The problem: Repeat the entries below exactly as they appear, with no pictures.
===
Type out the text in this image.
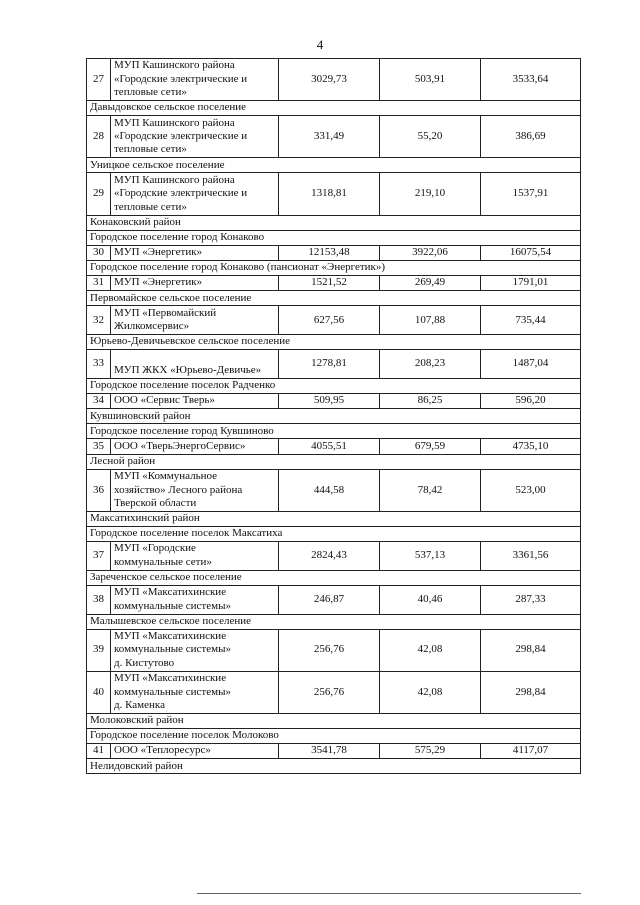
4
27	МУП Кашинского района
«Городские электрические и
тепловые сети»	3029,73	503,91	3533,64
Давыдовское сельское поселение				
28	МУП Кашинского района
«Городские электрические и
тепловые сети»	331,49	55,20	386,69
Уницкое сельское поселение				
29	МУП Кашинского района
«Городские электрические и
тепловые сети»	1318,81	219,10	1537,91
Конаковский район				
Городское поселение город Конаково				
30	МУП «Энергетик»	12153,48	3922,06	16075,54
Городское поселение город Конаково (пансионат «Энергетик»)				
31	МУП «Энергетик»	1521,52	269,49	1791,01
Первомайское сельское поселение				
32	МУП «Первомайский
Жилкомсервис»	627,56	107,88	735,44
Юрьево-Девичьевское сельское поселение				
33	МУП ЖКХ «Юрьево-Девичье»	1278,81	208,23	1487,04
Городское поселение поселок Радченко				
34	ООО «Сервис Тверь»	509,95	86,25	596,20
Кувшиновский район				
Городское поселение город Кувшиново				
35	ООО «ТверьЭнергоСервис»	4055,51	679,59	4735,10
Лесной район				
36	МУП «Коммунальное
хозяйство» Лесного района
Тверской области	444,58	78,42	523,00
Максатихинский район				
Городское поселение поселок Максатиха				
37	МУП «Городские
коммунальные сети»	2824,43	537,13	3361,56
Зареченское сельское поселение				
38	МУП «Максатихинские
коммунальные системы»	246,87	40,46	287,33
Малышевское сельское поселение				
39	МУП «Максатихинские
коммунальные системы»
д. Кистутово	256,76	42,08	298,84
40	МУП «Максатихинские
коммунальные системы»
д. Каменка	256,76	42,08	298,84
Молоковский район				
Городское поселение поселок Молоково				
41	ООО «Теплоресурс»	3541,78	575,29	4117,07
Нелидовский район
===
Response for this exercise:
Type out the text in this image.
4
27	МУП Кашинского района
«Городские электрические и
тепловые сети»	3029,73	503,91	3533,64
Давыдовское сельское поселение				
28	МУП Кашинского района
«Городские электрические и
тепловые сети»	331,49	55,20	386,69
Уницкое сельское поселение				
29	МУП Кашинского района
«Городские электрические и
тепловые сети»	1318,81	219,10	1537,91
Конаковский район				
Городское поселение город Конаково				
30	МУП «Энергетик»	12153,48	3922,06	16075,54
Городское поселение город Конаково (пансионат «Энергетик»)				
31	МУП «Энергетик»	1521,52	269,49	1791,01
Первомайское сельское поселение				
32	МУП «Первомайский
Жилкомсервис»	627,56	107,88	735,44
Юрьево-Девичьевское сельское поселение				
33	МУП ЖКХ «Юрьево-Девичье»	1278,81	208,23	1487,04
Городское поселение поселок Радченко				
34	ООО «Сервис Тверь»	509,95	86,25	596,20
Кувшиновский район				
Городское поселение город Кувшиново				
35	ООО «ТверьЭнергоСервис»	4055,51	679,59	4735,10
Лесной район				
36	МУП «Коммунальное
хозяйство» Лесного района
Тверской области	444,58	78,42	523,00
Максатихинский район				
Городское поселение поселок Максатиха				
37	МУП «Городские
коммунальные сети»	2824,43	537,13	3361,56
Зареченское сельское поселение				
38	МУП «Максатихинские
коммунальные системы»	246,87	40,46	287,33
Малышевское сельское поселение				
39	МУП «Максатихинские
коммунальные системы»
д. Кистутово	256,76	42,08	298,84
40	МУП «Максатихинские
коммунальные системы»
д. Каменка	256,76	42,08	298,84
Молоковский район				
Городское поселение поселок Молоково				
41	ООО «Теплоресурс»	3541,78	575,29	4117,07
Нелидовский район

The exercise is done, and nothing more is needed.